Written exercise 1
Reproduce the passage of the post that opens with the words containing "An active SWAT" and closes with "rang around 7:00.", swapping "nightside" for "evenings".

───── Source

Tuesday, September 4, 2018

Race against the clock

The rush of a breaking news situation is something that's hard to describe.

Our new sports reporter last night asked me what it's like, and I didn't really have an answer.

"You just go," I told him. "You go into autopilot mode and you figure things out as you go along. This is what you're trained for."

An active SWAT scene was unfolding in our coverage area on Labor Day. I was filling in as the evening anchor/producer and had one reporter working nightside, as per usual. She was doing a simple labor day story on workers for the evening shows when the newsroom phone rang around 7:00.

The newsroom was cleared out besides the two of us and our digital producer who was getting ready to leave for the day.

I'm not sure if it's been luck or instinct, but I feel like I've developed a knack for feeling when a story is going to develop into something worth covering. It's happened with fires, accidents, and feel-good stories.

I had a feeling about this phone call.

A man new to the area called the newsroom and said he saw a large police presence in his neighborhood and wanted to know if we knew anything. I told the reporter to get her keys as he was on the phone as we tried to figure out where she would go.

She got near the scene and didn't see police. I told her to drive to the next street up, and behold, there was a line of police cars and a SWAT truck.

I sent someone from the control room to the scene with the live equipment in anticipation of going live for the 10:00 show. Our chief meteorologist went with him and brought back her memory card from the scene so we could get video to use with her live shot.

As she gathered information and communicated it back to me, I updated our online story. Within a couple hours, it had 10,000 views. We average between 30-40 thousand per day. On non-holidays. Monday ended as our second-highest page count online in the last month.

The entire process was invigorating. The fast-paced and fluidity of the situation is why I got into news.

While we were scrambling for a web story and what would develop into just over the first minute of the 10 and 11 newscasts, I still had to produce and prepare for the remaining portions of the shows.

It was my first time really dealing with a rapid situation like this since I started at WDTV. I've had breaking news situations develop while I was producing shows before, but nothing at that magnitude or that close to the start of the shows.

Amist all the chaos, I realized something important in our industry. We were first, we were fast, and we were right. We reported what we could confirm and what we knew; we left out the speculation and the rumors, even if they turned out to be true. It's journalism 101. Gather, authenticate, organize, report. There's no time to think about the process. The process thinks for you, once you know how to manage it and fight through the noise.

We beat every local media outlet to the story, including our competing television station. I later learned that their news director was not happy at all that we had the story so quickly and had the information that we did when we did.

A college professor told of the horrors of days when you walk into the newsroom the day after getting beat on a major story. We were also told of the joy and adrenaline rush that comes with winning that battle. That time, we had the upper hand. We have a lot in the last few months, and our numbers are starting to reflect that fact.

──────────

Written exercise 2
In the entries below, copy out verbatim the lines that run from the one containing "104, 2540, 1144]" through the one containing "Localize all elements.", with both of those lines included.

───── Dataset content

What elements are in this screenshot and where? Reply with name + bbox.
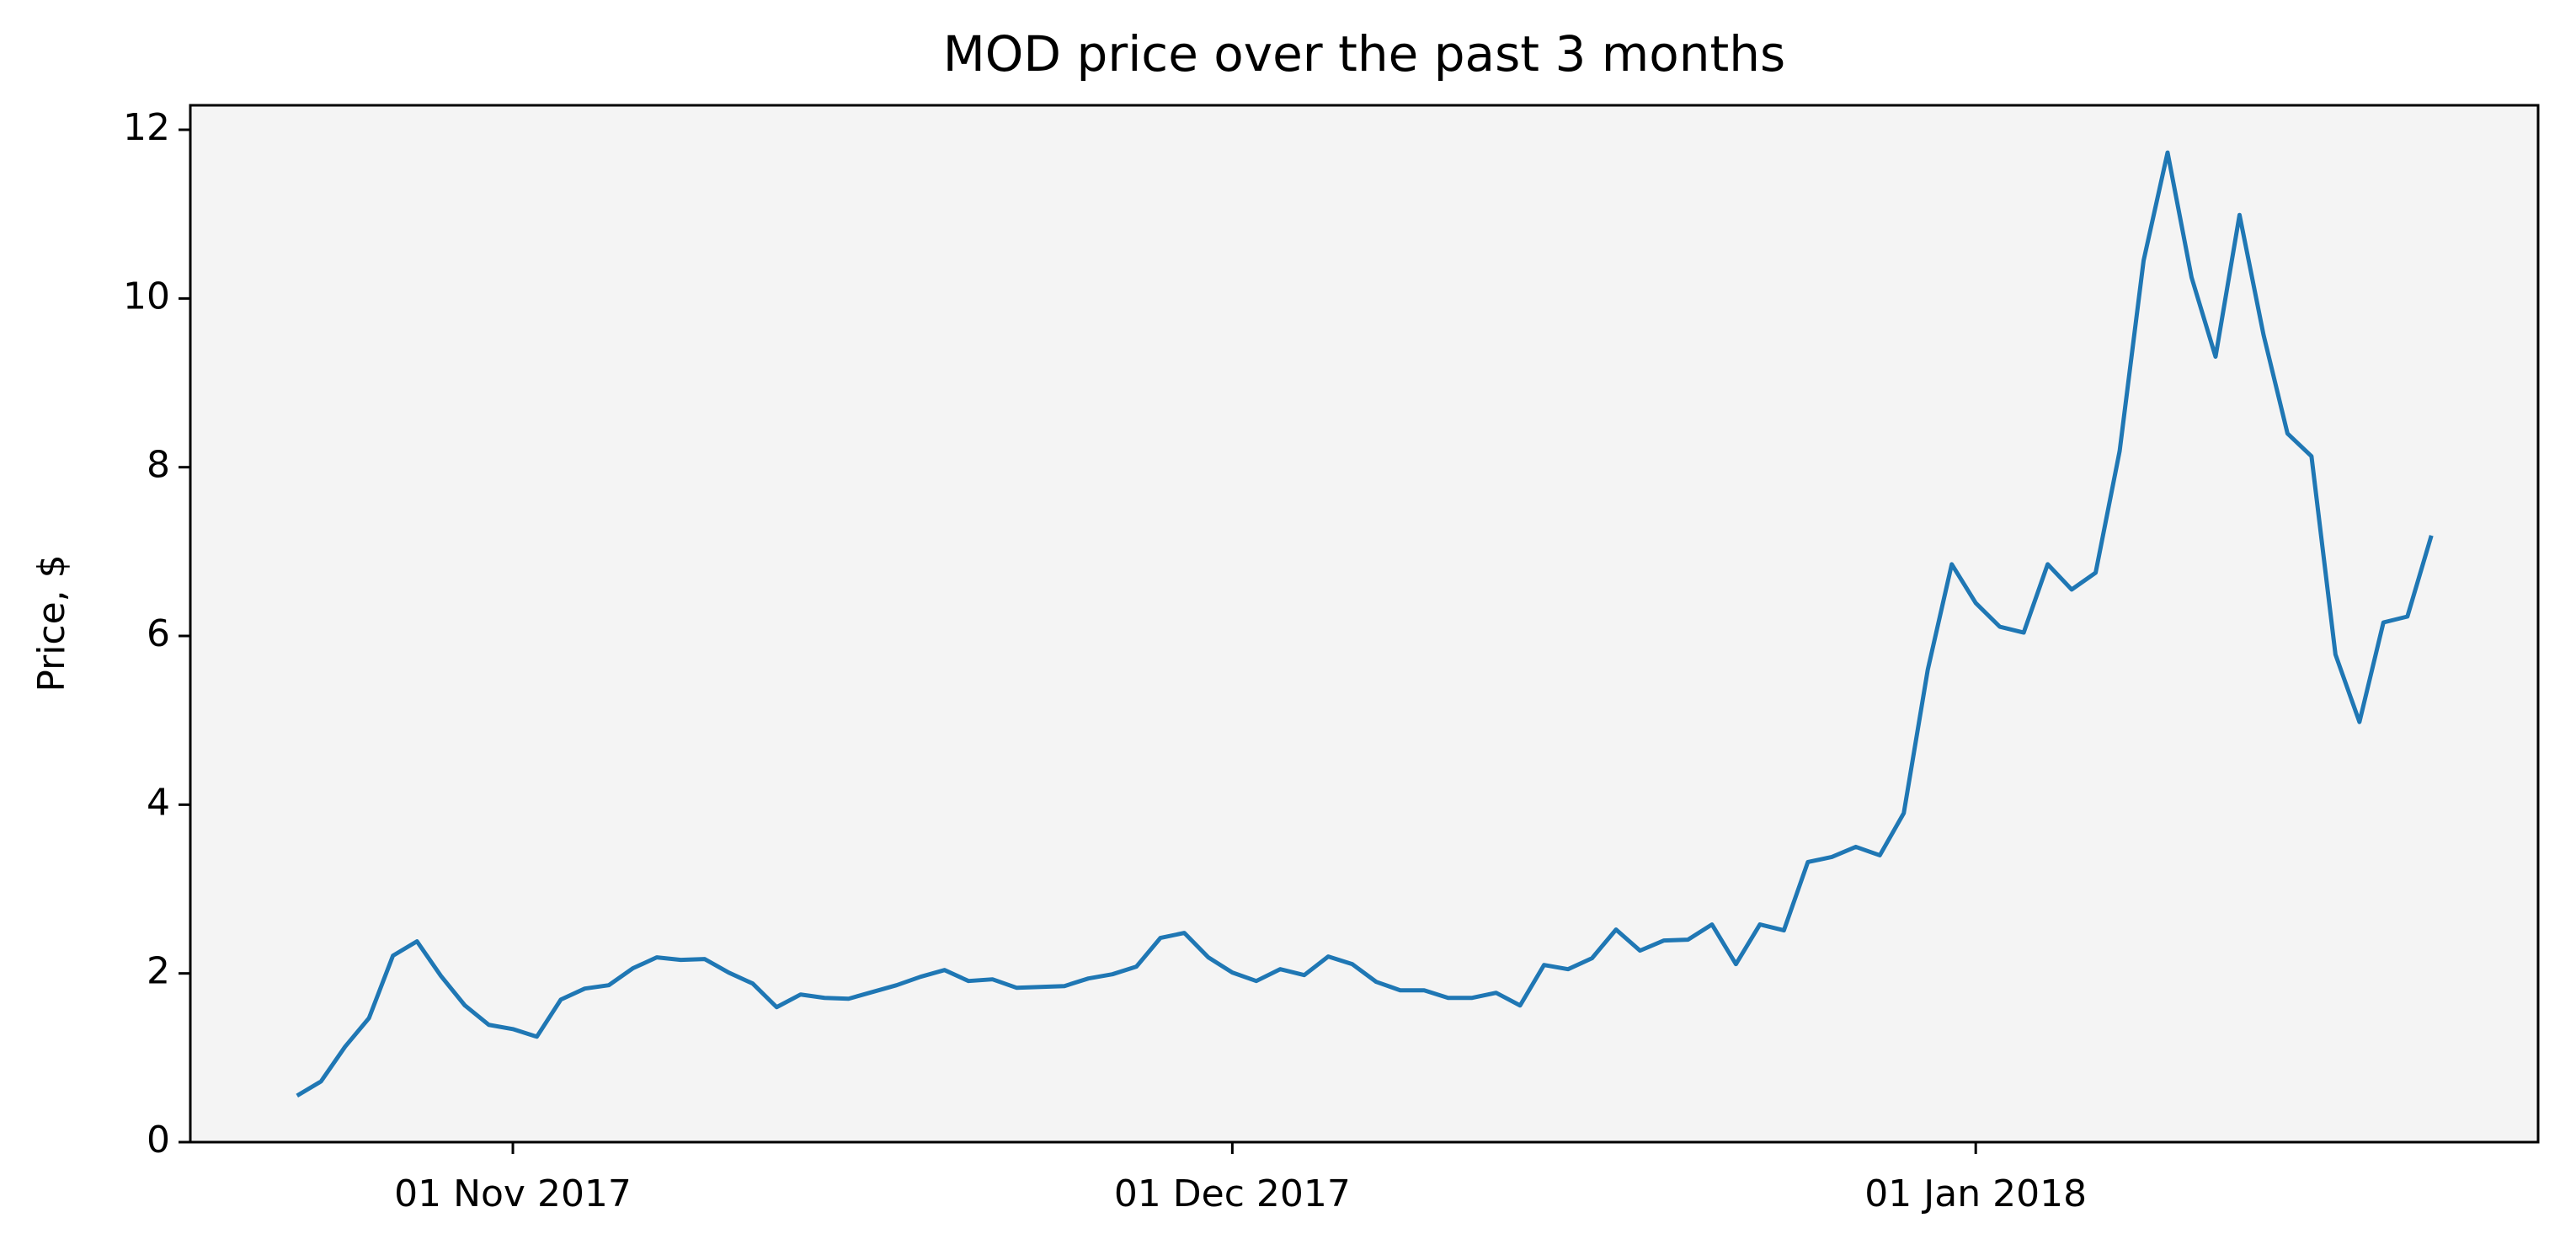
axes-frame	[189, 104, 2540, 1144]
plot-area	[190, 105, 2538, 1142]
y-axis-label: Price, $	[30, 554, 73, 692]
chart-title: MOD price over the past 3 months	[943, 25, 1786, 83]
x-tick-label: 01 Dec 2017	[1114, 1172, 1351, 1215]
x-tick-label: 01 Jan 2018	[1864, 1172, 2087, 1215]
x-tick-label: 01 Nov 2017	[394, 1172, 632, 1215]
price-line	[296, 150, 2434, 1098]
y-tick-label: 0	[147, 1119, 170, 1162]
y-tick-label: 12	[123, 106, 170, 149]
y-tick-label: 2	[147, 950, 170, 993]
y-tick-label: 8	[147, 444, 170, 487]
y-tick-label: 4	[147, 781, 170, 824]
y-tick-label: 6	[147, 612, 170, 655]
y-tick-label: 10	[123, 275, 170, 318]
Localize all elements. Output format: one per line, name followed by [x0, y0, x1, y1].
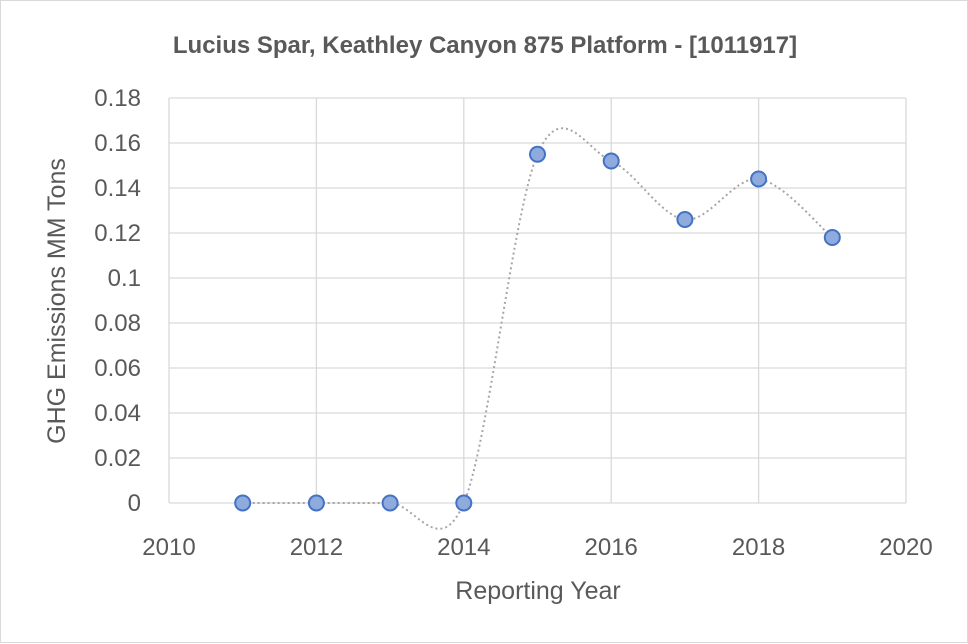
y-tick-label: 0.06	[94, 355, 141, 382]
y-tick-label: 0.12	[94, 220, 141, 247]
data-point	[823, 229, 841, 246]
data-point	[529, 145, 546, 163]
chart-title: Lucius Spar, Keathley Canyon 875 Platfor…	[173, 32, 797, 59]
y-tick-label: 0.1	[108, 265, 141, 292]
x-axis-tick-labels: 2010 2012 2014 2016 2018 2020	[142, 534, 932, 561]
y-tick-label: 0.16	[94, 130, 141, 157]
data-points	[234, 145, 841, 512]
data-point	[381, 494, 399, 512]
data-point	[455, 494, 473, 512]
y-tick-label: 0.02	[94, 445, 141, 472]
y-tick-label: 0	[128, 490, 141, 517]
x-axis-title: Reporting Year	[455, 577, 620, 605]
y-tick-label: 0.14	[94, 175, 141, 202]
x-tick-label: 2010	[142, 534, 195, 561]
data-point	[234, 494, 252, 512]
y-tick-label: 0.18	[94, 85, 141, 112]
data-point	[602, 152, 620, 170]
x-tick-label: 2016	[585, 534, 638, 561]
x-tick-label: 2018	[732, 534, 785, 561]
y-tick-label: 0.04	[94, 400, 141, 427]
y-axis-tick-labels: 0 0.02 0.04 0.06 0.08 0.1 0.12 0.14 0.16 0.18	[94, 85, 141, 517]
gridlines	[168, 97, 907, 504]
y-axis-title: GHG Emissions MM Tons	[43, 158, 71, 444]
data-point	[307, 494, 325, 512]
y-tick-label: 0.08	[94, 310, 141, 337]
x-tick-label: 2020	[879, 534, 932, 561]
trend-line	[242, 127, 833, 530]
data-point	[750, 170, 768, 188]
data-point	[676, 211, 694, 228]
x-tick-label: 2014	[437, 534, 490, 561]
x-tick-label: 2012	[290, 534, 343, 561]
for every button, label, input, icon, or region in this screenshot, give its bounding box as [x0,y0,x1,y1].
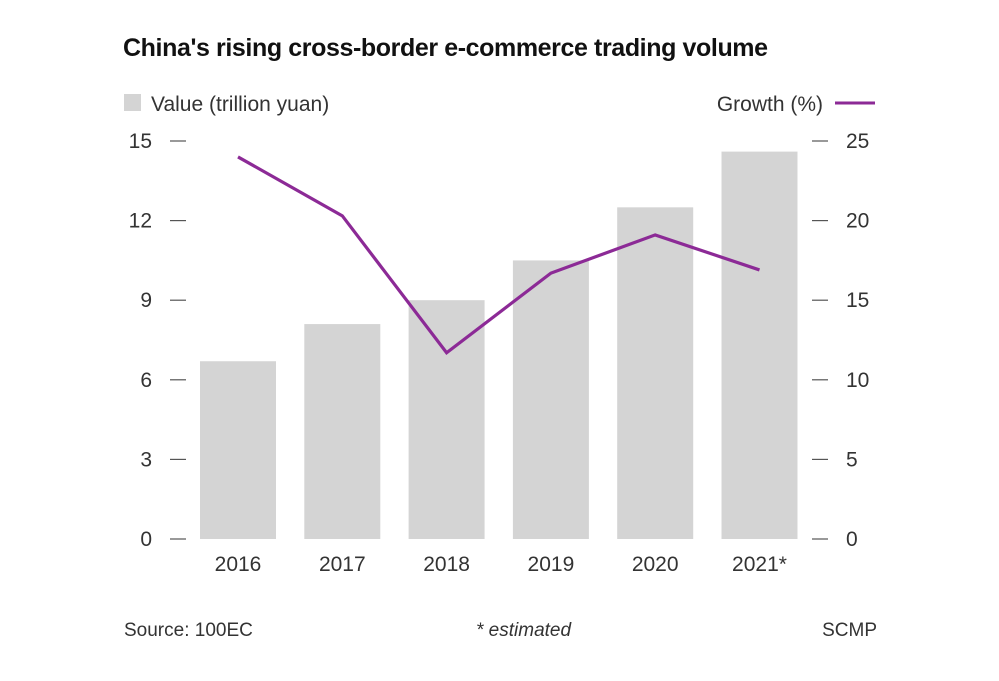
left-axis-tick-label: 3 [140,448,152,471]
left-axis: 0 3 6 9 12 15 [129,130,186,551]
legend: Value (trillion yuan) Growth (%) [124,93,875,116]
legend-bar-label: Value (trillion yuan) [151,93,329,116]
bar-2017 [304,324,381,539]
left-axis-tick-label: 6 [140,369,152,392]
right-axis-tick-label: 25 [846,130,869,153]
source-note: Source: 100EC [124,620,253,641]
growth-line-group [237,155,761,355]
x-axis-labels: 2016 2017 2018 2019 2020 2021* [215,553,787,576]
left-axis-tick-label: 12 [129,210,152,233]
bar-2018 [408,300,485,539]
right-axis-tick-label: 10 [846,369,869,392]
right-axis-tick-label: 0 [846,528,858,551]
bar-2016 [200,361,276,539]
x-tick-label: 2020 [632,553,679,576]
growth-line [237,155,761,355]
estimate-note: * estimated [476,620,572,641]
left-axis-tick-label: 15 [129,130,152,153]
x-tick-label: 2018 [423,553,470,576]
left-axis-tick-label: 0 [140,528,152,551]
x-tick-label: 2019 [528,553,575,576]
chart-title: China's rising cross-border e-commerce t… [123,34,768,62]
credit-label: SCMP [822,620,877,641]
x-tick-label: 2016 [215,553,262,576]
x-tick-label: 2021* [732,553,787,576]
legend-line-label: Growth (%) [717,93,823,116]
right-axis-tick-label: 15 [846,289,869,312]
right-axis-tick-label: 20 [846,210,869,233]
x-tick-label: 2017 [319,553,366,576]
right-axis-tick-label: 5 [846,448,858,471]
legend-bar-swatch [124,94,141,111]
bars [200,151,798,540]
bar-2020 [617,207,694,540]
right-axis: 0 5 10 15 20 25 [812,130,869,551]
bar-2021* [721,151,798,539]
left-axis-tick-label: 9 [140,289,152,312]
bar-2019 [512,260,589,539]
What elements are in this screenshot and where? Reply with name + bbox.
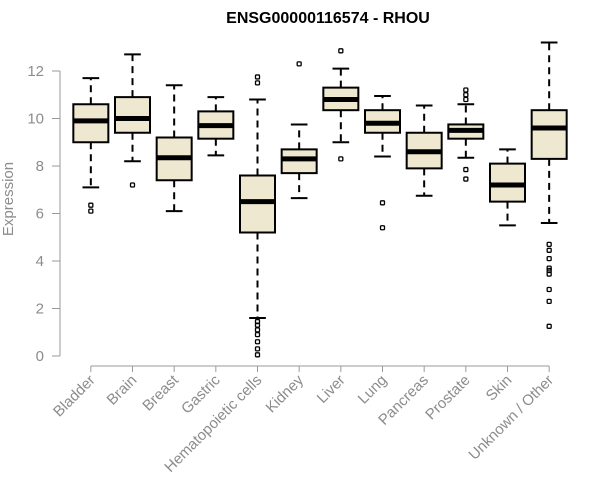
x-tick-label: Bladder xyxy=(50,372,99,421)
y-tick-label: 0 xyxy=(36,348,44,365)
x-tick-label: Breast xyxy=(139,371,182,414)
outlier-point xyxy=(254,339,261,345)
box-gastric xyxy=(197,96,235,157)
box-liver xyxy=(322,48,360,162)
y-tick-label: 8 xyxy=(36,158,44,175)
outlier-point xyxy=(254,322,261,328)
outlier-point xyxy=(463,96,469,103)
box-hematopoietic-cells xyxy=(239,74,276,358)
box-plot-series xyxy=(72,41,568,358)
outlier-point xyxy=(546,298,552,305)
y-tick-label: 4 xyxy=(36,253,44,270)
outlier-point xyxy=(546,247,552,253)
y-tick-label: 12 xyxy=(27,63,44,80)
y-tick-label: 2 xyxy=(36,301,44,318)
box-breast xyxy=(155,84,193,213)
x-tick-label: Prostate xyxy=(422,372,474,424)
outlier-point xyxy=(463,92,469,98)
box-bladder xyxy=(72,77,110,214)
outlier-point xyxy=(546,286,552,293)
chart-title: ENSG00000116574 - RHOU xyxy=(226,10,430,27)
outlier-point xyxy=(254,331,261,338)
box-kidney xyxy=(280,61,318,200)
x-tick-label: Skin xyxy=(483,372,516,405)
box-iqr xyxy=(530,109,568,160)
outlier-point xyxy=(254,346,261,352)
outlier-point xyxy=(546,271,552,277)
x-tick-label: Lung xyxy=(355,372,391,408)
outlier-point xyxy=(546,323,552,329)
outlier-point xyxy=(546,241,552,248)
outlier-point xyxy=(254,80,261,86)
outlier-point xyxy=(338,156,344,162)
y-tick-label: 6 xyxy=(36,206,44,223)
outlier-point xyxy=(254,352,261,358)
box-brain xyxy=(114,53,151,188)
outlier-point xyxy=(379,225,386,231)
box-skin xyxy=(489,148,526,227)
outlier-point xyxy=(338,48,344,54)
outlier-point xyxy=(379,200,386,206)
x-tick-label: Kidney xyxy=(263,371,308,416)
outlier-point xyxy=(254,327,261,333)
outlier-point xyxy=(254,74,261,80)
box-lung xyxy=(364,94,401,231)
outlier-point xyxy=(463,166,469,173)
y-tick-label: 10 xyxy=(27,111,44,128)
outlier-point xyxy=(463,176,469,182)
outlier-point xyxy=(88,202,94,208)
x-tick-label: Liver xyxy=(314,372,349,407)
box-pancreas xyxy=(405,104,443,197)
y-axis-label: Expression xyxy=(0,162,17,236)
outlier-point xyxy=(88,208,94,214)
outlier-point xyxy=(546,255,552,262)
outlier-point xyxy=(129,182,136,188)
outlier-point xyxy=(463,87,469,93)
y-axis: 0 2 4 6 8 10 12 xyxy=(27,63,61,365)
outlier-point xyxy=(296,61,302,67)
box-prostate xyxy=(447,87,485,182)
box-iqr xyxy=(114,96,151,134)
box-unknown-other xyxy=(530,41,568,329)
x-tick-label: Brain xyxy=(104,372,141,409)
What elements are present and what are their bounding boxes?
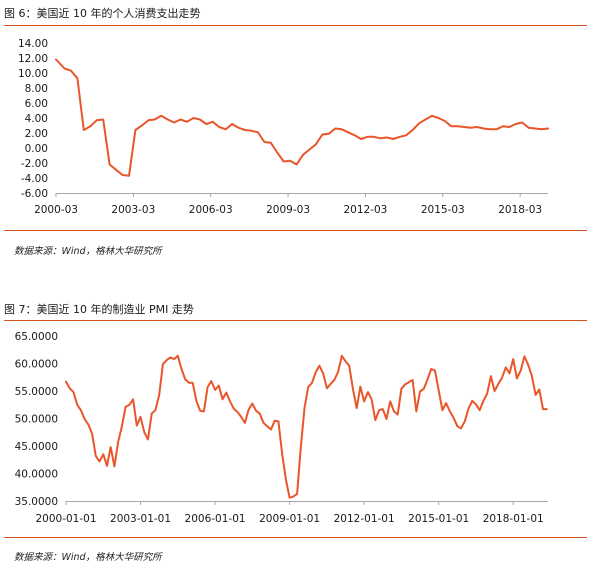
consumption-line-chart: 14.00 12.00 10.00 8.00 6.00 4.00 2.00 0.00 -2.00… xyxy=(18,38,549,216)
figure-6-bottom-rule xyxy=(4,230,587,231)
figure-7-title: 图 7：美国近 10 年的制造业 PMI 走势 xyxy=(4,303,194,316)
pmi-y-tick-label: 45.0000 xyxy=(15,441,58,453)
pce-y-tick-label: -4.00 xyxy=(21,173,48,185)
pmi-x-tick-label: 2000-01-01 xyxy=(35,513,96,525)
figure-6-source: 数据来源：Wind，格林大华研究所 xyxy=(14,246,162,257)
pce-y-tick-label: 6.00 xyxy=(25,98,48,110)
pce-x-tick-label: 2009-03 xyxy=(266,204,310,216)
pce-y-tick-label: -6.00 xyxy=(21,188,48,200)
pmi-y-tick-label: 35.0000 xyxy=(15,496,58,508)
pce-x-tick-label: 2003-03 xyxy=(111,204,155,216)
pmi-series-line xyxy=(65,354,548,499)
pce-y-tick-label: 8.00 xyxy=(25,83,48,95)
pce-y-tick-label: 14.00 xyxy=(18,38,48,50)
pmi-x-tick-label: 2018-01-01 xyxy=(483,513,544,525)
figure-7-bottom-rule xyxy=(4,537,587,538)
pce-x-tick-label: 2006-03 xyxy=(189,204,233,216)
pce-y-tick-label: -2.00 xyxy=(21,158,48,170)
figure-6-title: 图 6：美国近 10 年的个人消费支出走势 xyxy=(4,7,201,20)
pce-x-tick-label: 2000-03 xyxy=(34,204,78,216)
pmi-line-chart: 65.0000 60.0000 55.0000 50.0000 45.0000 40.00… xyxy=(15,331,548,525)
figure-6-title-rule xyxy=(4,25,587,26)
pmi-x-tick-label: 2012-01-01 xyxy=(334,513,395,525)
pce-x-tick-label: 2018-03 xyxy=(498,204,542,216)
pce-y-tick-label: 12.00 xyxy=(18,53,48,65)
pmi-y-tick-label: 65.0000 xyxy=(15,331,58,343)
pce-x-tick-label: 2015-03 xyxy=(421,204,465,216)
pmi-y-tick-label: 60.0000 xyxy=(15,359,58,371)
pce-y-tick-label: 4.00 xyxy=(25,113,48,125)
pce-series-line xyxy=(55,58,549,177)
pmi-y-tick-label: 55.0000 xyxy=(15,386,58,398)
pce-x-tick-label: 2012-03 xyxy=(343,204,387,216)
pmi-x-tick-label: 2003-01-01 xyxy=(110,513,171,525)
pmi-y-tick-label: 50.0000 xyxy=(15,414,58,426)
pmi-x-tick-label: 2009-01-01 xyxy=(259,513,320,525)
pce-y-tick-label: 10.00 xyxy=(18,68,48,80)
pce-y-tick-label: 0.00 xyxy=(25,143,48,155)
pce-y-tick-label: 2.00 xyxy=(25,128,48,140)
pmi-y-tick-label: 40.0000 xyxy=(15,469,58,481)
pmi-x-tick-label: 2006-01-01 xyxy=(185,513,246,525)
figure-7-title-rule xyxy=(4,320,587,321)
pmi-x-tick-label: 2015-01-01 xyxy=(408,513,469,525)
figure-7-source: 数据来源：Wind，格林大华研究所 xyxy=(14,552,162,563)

──────────

Correct response 1
An active SWAT scene was unfolding in our coverage area on Labor Day. I was filling in as the evening anchor/producer and had one reporter working evenings, as per usual. She was doing a simple labor day story on workers for the evening shows when the newsroom phone rang around 7:00.

Correct response 2
axes-frame	[189, 104, 2540, 1144]
plot-area	[190, 105, 2538, 1142]
y-axis-label: Price, $	[30, 554, 73, 692]
chart-title: MOD price over the past 3 months	[943, 25, 1786, 83]
x-tick-label: 01 Dec 2017	[1114, 1172, 1351, 1215]
x-tick-label: 01 Jan 2018	[1864, 1172, 2087, 1215]
x-tick-label: 01 Nov 2017	[394, 1172, 632, 1215]
price-line	[296, 150, 2434, 1098]
y-tick-label: 0	[147, 1119, 170, 1162]
y-tick-label: 12	[123, 106, 170, 149]
y-tick-label: 2	[147, 950, 170, 993]
y-tick-label: 8	[147, 444, 170, 487]
y-tick-label: 4	[147, 781, 170, 824]
y-tick-label: 6	[147, 612, 170, 655]
y-tick-label: 10	[123, 275, 170, 318]
Localize all elements. Output format: one per line, name followed by [x0, y0, x1, y1].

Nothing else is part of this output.